# Task instructions
Wherever "eyebrow" appears in a line, list that line.

(A run of records)
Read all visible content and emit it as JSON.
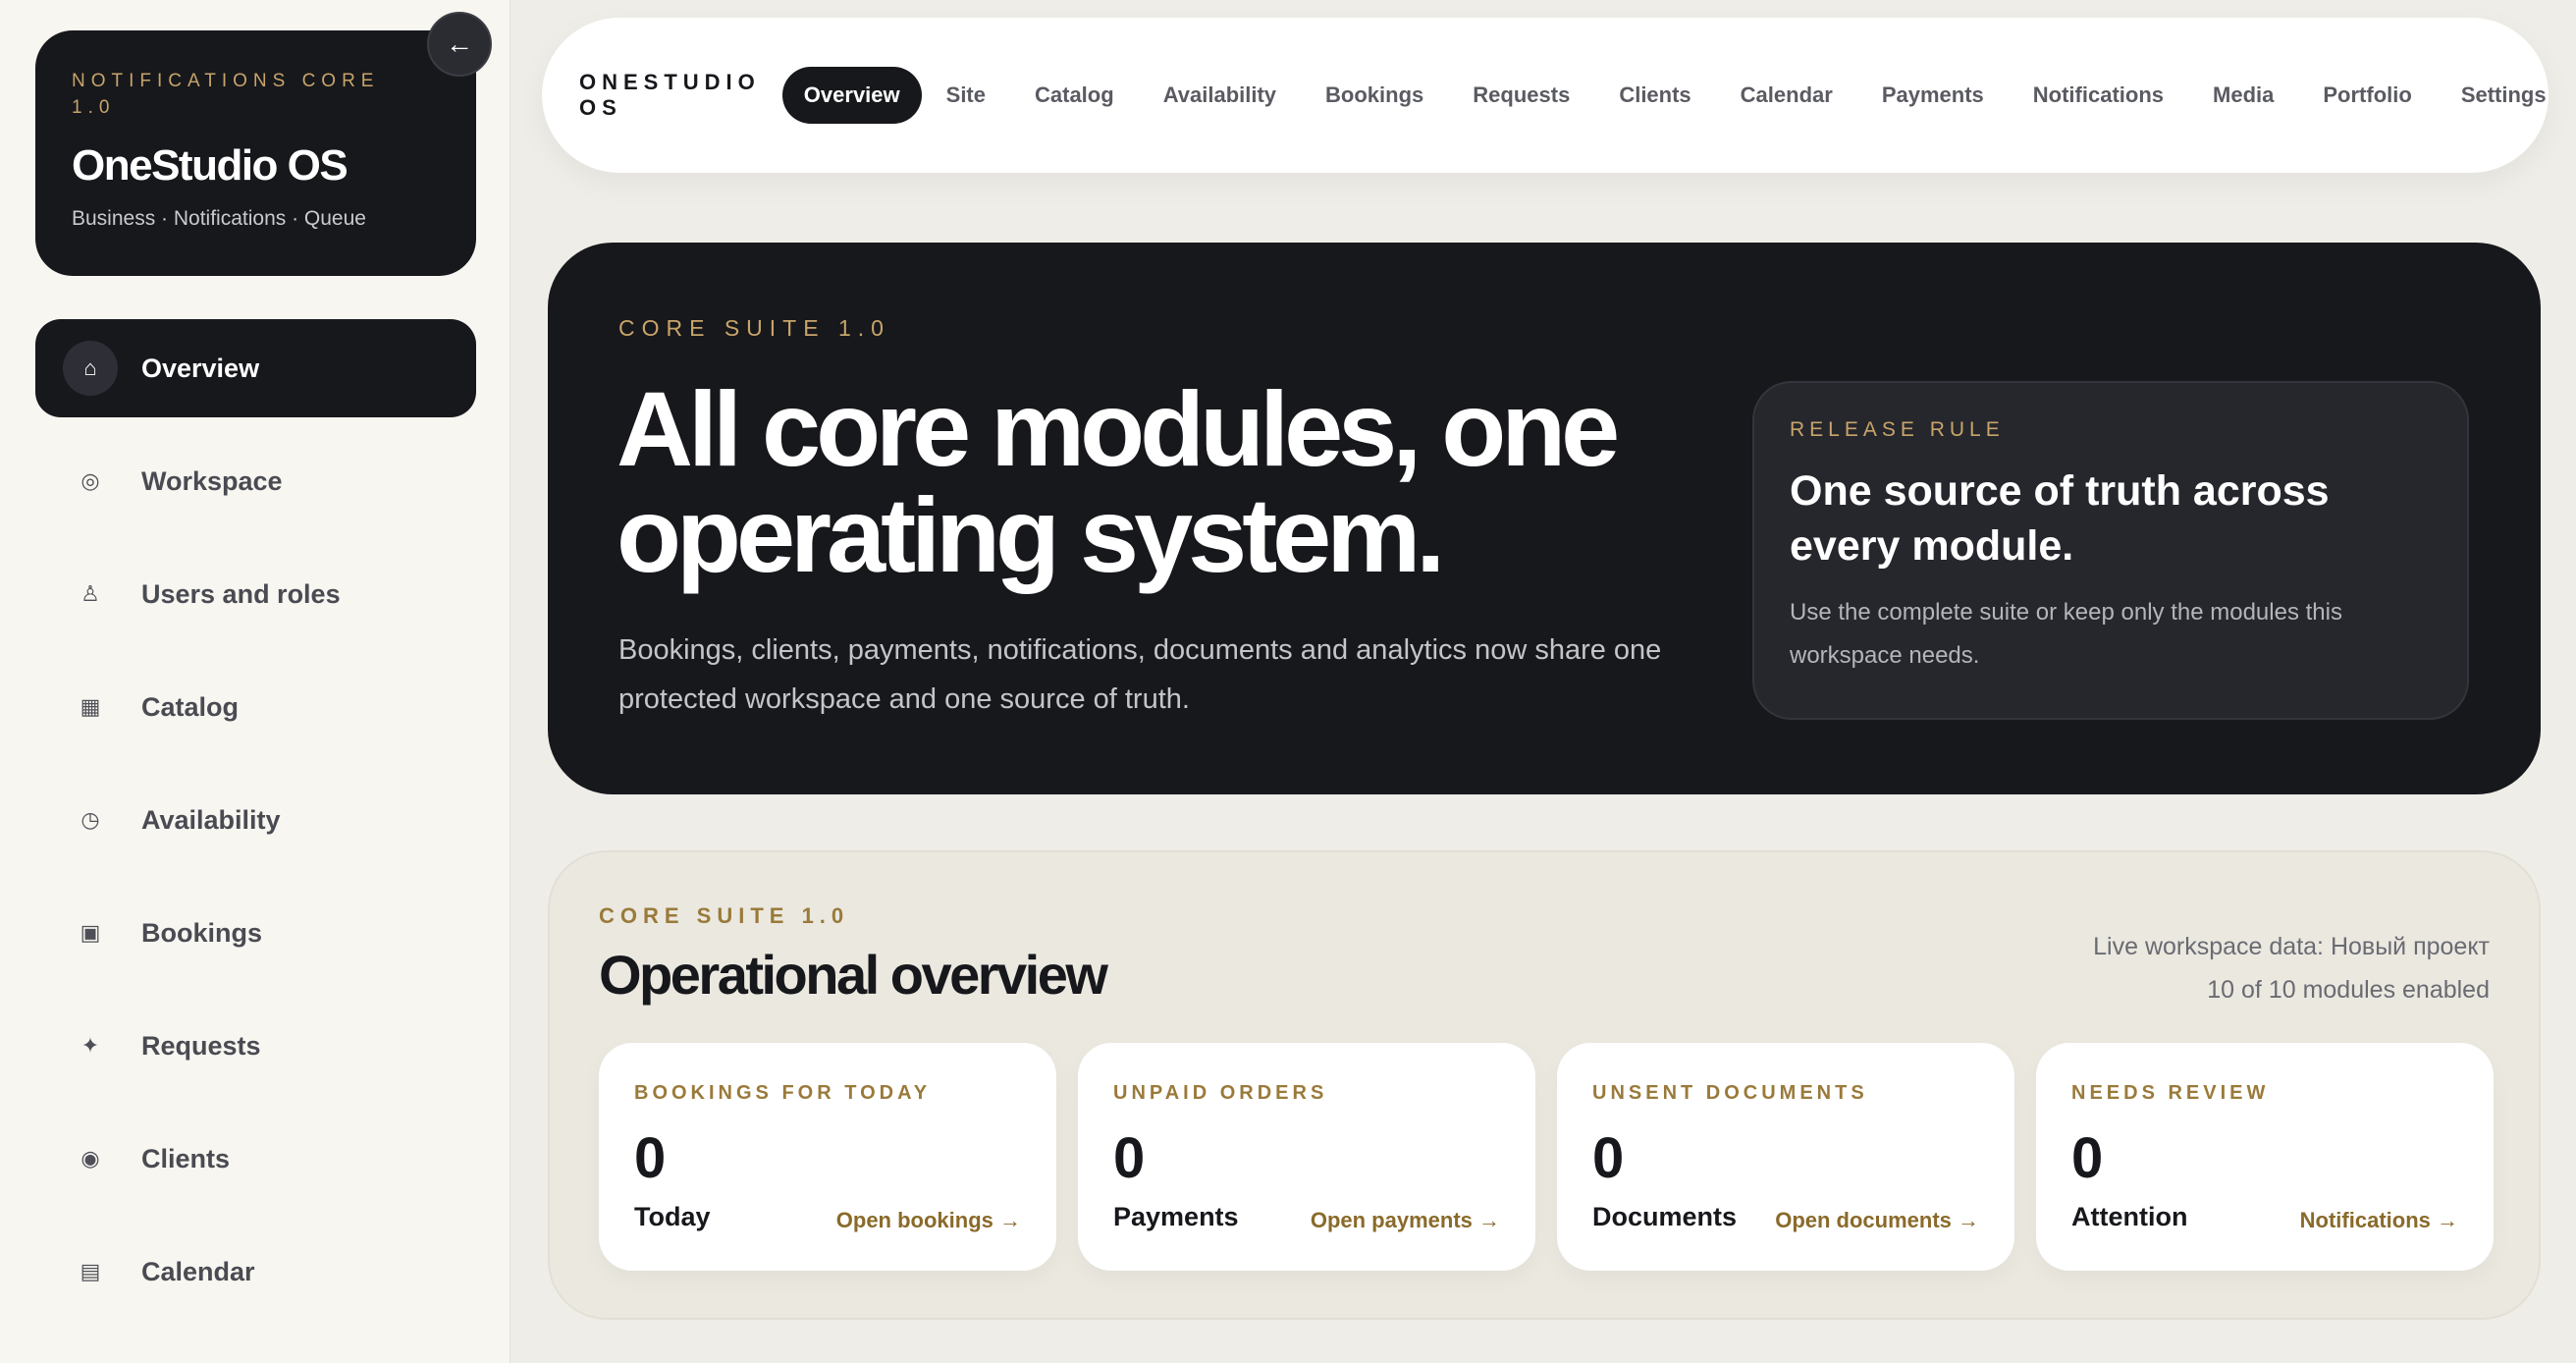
{
  "sidebar": {
    "brand": {
      "eyebrow": "NOTIFICATIONS CORE 1.0",
      "title": "OneStudio OS",
      "subtitle": "Business · Notifications · Queue",
      "collapse_glyph": "←"
    },
    "items": [
      {
        "label": "Overview",
        "icon": "home-icon",
        "glyph": "⌂",
        "active": true
      },
      {
        "label": "Workspace",
        "icon": "workspace-icon",
        "glyph": "◎"
      },
      {
        "label": "Users and roles",
        "icon": "users-icon",
        "glyph": "♙"
      },
      {
        "label": "Catalog",
        "icon": "catalog-icon",
        "glyph": "▦"
      },
      {
        "label": "Availability",
        "icon": "clock-icon",
        "glyph": "◷"
      },
      {
        "label": "Bookings",
        "icon": "bookings-icon",
        "glyph": "▣"
      },
      {
        "label": "Requests",
        "icon": "sparkle-icon",
        "glyph": "✦"
      },
      {
        "label": "Clients",
        "icon": "client-icon",
        "glyph": "◉"
      },
      {
        "label": "Calendar",
        "icon": "calendar-icon",
        "glyph": "▤"
      }
    ]
  },
  "topbar": {
    "brand": "ONESTUDIO OS",
    "tabs": [
      "Overview",
      "Site",
      "Catalog",
      "Availability",
      "Bookings",
      "Requests",
      "Clients",
      "Calendar",
      "Payments",
      "Notifications",
      "Media",
      "Portfolio",
      "Settings"
    ],
    "active_tab": "Overview"
  },
  "hero": {
    "eyebrow": "CORE SUITE 1.0",
    "title": "All core modules, one operating system.",
    "description": "Bookings, clients, payments, notifications, documents and analytics now share one protected workspace and one source of truth.",
    "rule": {
      "eyebrow": "RELEASE RULE",
      "title": "One source of truth across every module.",
      "description": "Use the complete suite or keep only the modules this workspace needs."
    }
  },
  "overview": {
    "eyebrow": "CORE SUITE 1.0",
    "title": "Operational overview",
    "meta_line1": "Live workspace data: Новый проект",
    "meta_line2": "10 of 10 modules enabled",
    "cards": [
      {
        "eyebrow": "BOOKINGS FOR TODAY",
        "value": "0",
        "label": "Today",
        "link": "Open bookings →"
      },
      {
        "eyebrow": "UNPAID ORDERS",
        "value": "0",
        "label": "Payments",
        "link": "Open payments →"
      },
      {
        "eyebrow": "UNSENT DOCUMENTS",
        "value": "0",
        "label": "Documents",
        "link": "Open documents →"
      },
      {
        "eyebrow": "NEEDS REVIEW",
        "value": "0",
        "label": "Attention",
        "link": "Notifications →"
      }
    ]
  },
  "colors": {
    "dark": "#17181c",
    "accent_gold": "#c8a46a",
    "link_gold": "#8a6a2a",
    "page_bg": "#efede7"
  }
}
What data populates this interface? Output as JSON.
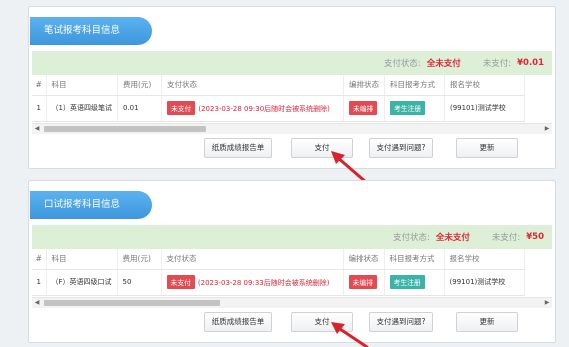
{
  "columns": [
    "#",
    "科目",
    "费用(元)",
    "支付状态",
    "编排状态",
    "科目报考方式",
    "报名学校"
  ],
  "sections": [
    {
      "title": "笔试报考科目信息",
      "status_label": "支付状态:",
      "status_value": "全未支付",
      "unpaid_label": "未支付:",
      "unpaid_value": "¥0.01",
      "rows": [
        {
          "index": "1",
          "subject": "（1）英语四级笔试",
          "fee": "0.01",
          "pay_badge": "未支付",
          "pay_note": "(2023-03-28 09:30后随时会被系统删除)",
          "arrange_badge": "未编排",
          "method_badge": "考生注册",
          "school": "(99101)测试学校"
        }
      ],
      "buttons": {
        "paper_report": "纸质成绩报告单",
        "pay": "支付",
        "pay_problem": "支付遇到问题?",
        "refresh": "更新"
      }
    },
    {
      "title": "口试报考科目信息",
      "status_label": "支付状态:",
      "status_value": "全未支付",
      "unpaid_label": "未支付:",
      "unpaid_value": "¥50",
      "rows": [
        {
          "index": "1",
          "subject": "（F）英语四级口试",
          "fee": "50",
          "pay_badge": "未支付",
          "pay_note": "(2023-03-28 09:33后随时会被系统删除)",
          "arrange_badge": "未编排",
          "method_badge": "考生注册",
          "school": "(99101)测试学校"
        }
      ],
      "buttons": {
        "paper_report": "纸质成绩报告单",
        "pay": "支付",
        "pay_problem": "支付遇到问题?",
        "refresh": "更新"
      }
    }
  ],
  "scroll_left_icon": "chevron-left-icon",
  "scroll_right_icon": "chevron-right-icon",
  "pointer_icon": "red-arrow-icon",
  "colors": {
    "tab_blue": "#3e97dd",
    "status_bg": "#ddf0d7",
    "alert_red": "#e0263a",
    "badge_red": "#e44a52",
    "badge_teal": "#3cb3a7"
  }
}
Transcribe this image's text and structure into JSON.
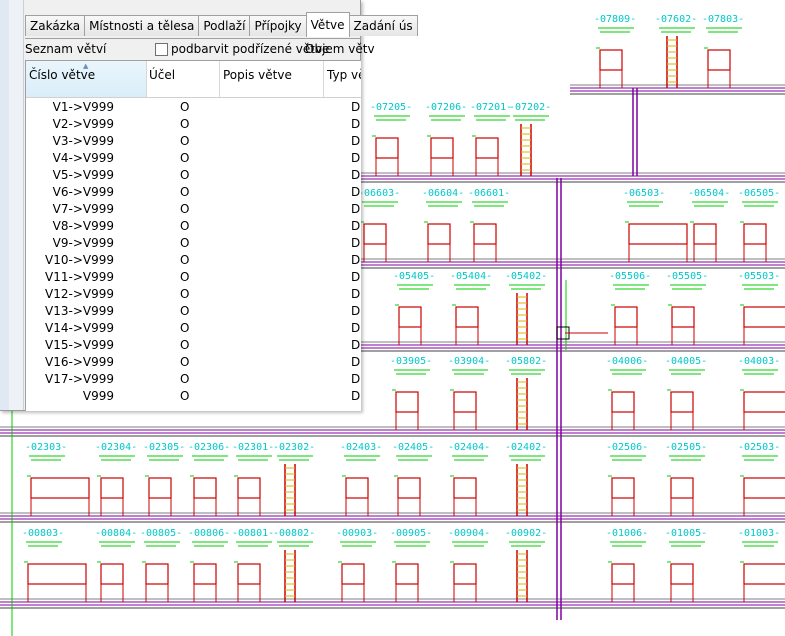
{
  "tabs": [
    {
      "label": "Zakázka",
      "active": false
    },
    {
      "label": "Místnosti a tělesa",
      "active": false
    },
    {
      "label": "Podlaží",
      "active": false
    },
    {
      "label": "Přípojky",
      "active": false
    },
    {
      "label": "Větve",
      "active": true
    },
    {
      "label": "Zadání ús",
      "active": false
    }
  ],
  "toolbar": {
    "list_label": "Seznam větví",
    "checkbox_label": "podbarvit podřízené větve",
    "checkbox_checked": false,
    "volume_label": "Objem větv"
  },
  "grid": {
    "columns": [
      "Číslo větve",
      "Účel",
      "Popis větve",
      "Typ větv"
    ],
    "rows": [
      {
        "cislo": "V1->V999",
        "ucel": "O",
        "popis": "",
        "typ": "D"
      },
      {
        "cislo": "V2->V999",
        "ucel": "O",
        "popis": "",
        "typ": "D"
      },
      {
        "cislo": "V3->V999",
        "ucel": "O",
        "popis": "",
        "typ": "D"
      },
      {
        "cislo": "V4->V999",
        "ucel": "O",
        "popis": "",
        "typ": "D"
      },
      {
        "cislo": "V5->V999",
        "ucel": "O",
        "popis": "",
        "typ": "D"
      },
      {
        "cislo": "V6->V999",
        "ucel": "O",
        "popis": "",
        "typ": "D"
      },
      {
        "cislo": "V7->V999",
        "ucel": "O",
        "popis": "",
        "typ": "D"
      },
      {
        "cislo": "V8->V999",
        "ucel": "O",
        "popis": "",
        "typ": "D"
      },
      {
        "cislo": "V9->V999",
        "ucel": "O",
        "popis": "",
        "typ": "D"
      },
      {
        "cislo": "V10->V999",
        "ucel": "O",
        "popis": "",
        "typ": "D"
      },
      {
        "cislo": "V11->V999",
        "ucel": "O",
        "popis": "",
        "typ": "D"
      },
      {
        "cislo": "V12->V999",
        "ucel": "O",
        "popis": "",
        "typ": "D"
      },
      {
        "cislo": "V13->V999",
        "ucel": "O",
        "popis": "",
        "typ": "D"
      },
      {
        "cislo": "V14->V999",
        "ucel": "O",
        "popis": "",
        "typ": "D"
      },
      {
        "cislo": "V15->V999",
        "ucel": "O",
        "popis": "",
        "typ": "D"
      },
      {
        "cislo": "V16->V999",
        "ucel": "O",
        "popis": "",
        "typ": "D"
      },
      {
        "cislo": "V17->V999",
        "ucel": "O",
        "popis": "",
        "typ": "D"
      },
      {
        "cislo": "V999",
        "ucel": "O",
        "popis": "",
        "typ": "D"
      }
    ]
  },
  "drawing": {
    "colors": {
      "label": "#00c8c8",
      "riser": "#cc0000",
      "ladder": "#e0b000",
      "pipe": "#8000a0",
      "tag": "#00cc00",
      "line": "#000000"
    },
    "floors": [
      {
        "key": "f7",
        "rooms": [
          "07809",
          "07602",
          "07803"
        ]
      },
      {
        "key": "f7b",
        "rooms": [
          "07205",
          "07206",
          "07201",
          "07202"
        ]
      },
      {
        "key": "f6",
        "rooms": [
          "06603",
          "06604",
          "06601",
          "06503",
          "06504",
          "06505"
        ]
      },
      {
        "key": "f5",
        "rooms": [
          "05405",
          "05404",
          "05402",
          "05506",
          "05505",
          "05503"
        ]
      },
      {
        "key": "f4",
        "rooms": [
          "03905",
          "03904",
          "05802",
          "04006",
          "04005",
          "04003"
        ]
      },
      {
        "key": "f3",
        "rooms": [
          "02303",
          "02304",
          "02305",
          "02306",
          "02301",
          "02302",
          "02403",
          "02405",
          "02404",
          "02402",
          "02506",
          "02505",
          "02503"
        ]
      },
      {
        "key": "f2",
        "rooms": [
          "00803",
          "00804",
          "00805",
          "00806",
          "00801",
          "00802",
          "00903",
          "00905",
          "00904",
          "00902",
          "01006",
          "01005",
          "01003"
        ]
      }
    ]
  }
}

# Full output
      "eyebrow": "NOTIFICATIONS CORE 1.0",
    "eyebrow": "CORE SUITE 1.0",
      "eyebrow": "RELEASE RULE",
    "eyebrow": "CORE SUITE 1.0",
        "eyebrow": "BOOKINGS FOR TODAY",
        "eyebrow": "UNPAID ORDERS",
        "eyebrow": "UNSENT DOCUMENTS",
        "eyebrow": "NEEDS REVIEW",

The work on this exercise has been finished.